◆ **TEXTO DE ESTUDIO**
....

No podemos silenciar el eco de nuestra voz interior, esa que el Creador situó inteligentemente en nuestro yo más íntimo. Se sabe que muchos luchan con denuedo por acallarla, lo cual nos indica que todas las criaturas tienen la posibilidad de oír con nitidez sus avisos. Es algo parecido a una alarma que salta y se dispara en cuanto detecta el humo o el fuego. En nuestro caso, esa advertencia se despliega con toda su fuerza en cuanto percibimos la exigencia de mudar de costumbres, traducida a los hechos más concretos porque la inadaptación y el más irritante malestar se apodera de nosotros.
¿Y qué conviene hacer en ese tipo de coyunturas en las que se intuye con claridad que debemos transformarnos?
Lo prioritario es atender a los síntomas. El procedimiento de actuación es idéntico al que se realiza cuando nos envuelve una enfermedad. En cuanto aparecen los primeros indicios hay que actuar, pues así nos será más fácil manejarla y vencerla a fin de recuperar nuestra salud. Nunca está de más recordar los tradicionales consejos médicos que nos invitan a tomar medidas en cuando notamos algo extraño o doloroso en nuestro organismo. Si postergamos nuestra actuación, lo único que lograremos será que nuestra perturbación aumente, con el consiguiente empeoramiento de nuestro estado.

....

◆ **CONSIGNA**
Reproduce completo el texto de estudio sobre la voz interior, sin cambiar ninguna palabra ni signo.

....

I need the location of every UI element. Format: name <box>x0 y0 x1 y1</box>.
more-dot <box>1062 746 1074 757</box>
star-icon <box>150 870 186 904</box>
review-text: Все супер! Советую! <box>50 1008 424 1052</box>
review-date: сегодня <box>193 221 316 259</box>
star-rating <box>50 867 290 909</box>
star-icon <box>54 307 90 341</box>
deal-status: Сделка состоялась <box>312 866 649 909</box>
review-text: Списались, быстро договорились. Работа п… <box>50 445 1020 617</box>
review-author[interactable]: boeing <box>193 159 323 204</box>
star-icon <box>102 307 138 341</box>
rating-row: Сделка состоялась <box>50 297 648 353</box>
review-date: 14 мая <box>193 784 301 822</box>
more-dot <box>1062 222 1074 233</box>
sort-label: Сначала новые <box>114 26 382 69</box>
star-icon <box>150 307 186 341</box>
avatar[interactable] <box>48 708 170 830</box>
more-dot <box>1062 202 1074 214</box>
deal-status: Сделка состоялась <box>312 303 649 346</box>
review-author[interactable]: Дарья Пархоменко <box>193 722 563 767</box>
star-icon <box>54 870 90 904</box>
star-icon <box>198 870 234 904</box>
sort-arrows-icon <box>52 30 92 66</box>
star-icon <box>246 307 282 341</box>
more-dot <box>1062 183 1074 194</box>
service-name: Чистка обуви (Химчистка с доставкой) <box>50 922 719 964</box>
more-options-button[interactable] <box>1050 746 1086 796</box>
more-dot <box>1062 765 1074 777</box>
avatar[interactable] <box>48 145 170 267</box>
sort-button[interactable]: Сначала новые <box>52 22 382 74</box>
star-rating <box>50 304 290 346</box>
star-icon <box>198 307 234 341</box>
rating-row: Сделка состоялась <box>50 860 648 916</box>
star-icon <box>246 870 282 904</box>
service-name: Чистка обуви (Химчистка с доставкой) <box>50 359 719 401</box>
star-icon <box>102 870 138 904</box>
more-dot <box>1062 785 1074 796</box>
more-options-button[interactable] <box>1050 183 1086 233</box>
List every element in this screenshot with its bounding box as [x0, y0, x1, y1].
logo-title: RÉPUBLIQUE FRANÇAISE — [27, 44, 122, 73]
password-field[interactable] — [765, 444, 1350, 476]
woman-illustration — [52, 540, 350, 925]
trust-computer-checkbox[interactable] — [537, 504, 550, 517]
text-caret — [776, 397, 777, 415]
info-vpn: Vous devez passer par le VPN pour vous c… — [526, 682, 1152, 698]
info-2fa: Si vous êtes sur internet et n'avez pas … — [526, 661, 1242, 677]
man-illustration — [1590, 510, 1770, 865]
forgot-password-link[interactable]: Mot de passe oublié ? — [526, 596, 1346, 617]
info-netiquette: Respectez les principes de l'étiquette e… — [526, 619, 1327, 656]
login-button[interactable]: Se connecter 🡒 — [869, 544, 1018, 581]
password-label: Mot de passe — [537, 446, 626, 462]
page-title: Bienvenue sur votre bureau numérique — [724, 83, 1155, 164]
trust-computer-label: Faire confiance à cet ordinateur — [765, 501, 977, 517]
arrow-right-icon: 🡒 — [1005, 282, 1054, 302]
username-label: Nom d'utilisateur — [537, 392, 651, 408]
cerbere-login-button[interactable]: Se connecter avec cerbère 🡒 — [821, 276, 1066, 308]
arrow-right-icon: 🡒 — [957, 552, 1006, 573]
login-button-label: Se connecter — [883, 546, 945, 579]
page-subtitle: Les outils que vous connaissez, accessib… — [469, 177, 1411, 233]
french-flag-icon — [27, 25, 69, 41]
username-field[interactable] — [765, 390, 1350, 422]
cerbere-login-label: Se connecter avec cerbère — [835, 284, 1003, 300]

....

◆ **RESPUESTA DEL EJERCICIO**
No podemos silenciar el eco de nuestra voz interior, esa que el Creador situó inteligentemente en nuestro yo más íntimo. Se sabe que muchos luchan con denuedo por acallarla, lo cual nos indica que todas las criaturas tienen la posibilidad de oír con nitidez sus avisos. Es algo parecido a una alarma que salta y se dispara en cuanto detecta el humo o el fuego. En nuestro caso, esa advertencia se despliega con toda su fuerza en cuanto percibimos la exigencia de mudar de costumbres, traducida a los hechos más concretos porque la inadaptación y el más irritante malestar se apodera de nosotros.
¿Y qué conviene hacer en ese tipo de coyunturas en las que se intuye con claridad que debemos transformarnos?
Lo prioritario es atender a los síntomas. El procedimiento de actuación es idéntico al que se realiza cuando nos envuelve una enfermedad. En cuanto aparecen los primeros indicios hay que actuar, pues así nos será más fácil manejarla y vencerla a fin de recuperar nuestra salud. Nunca está de más recordar los tradicionales consejos médicos que nos invitan a tomar medidas en cuando notamos algo extraño o doloroso en nuestro organismo. Si postergamos nuestra actuación, lo único que lograremos será que nuestra perturbación aumente, con el consiguiente empeoramiento de nuestro estado.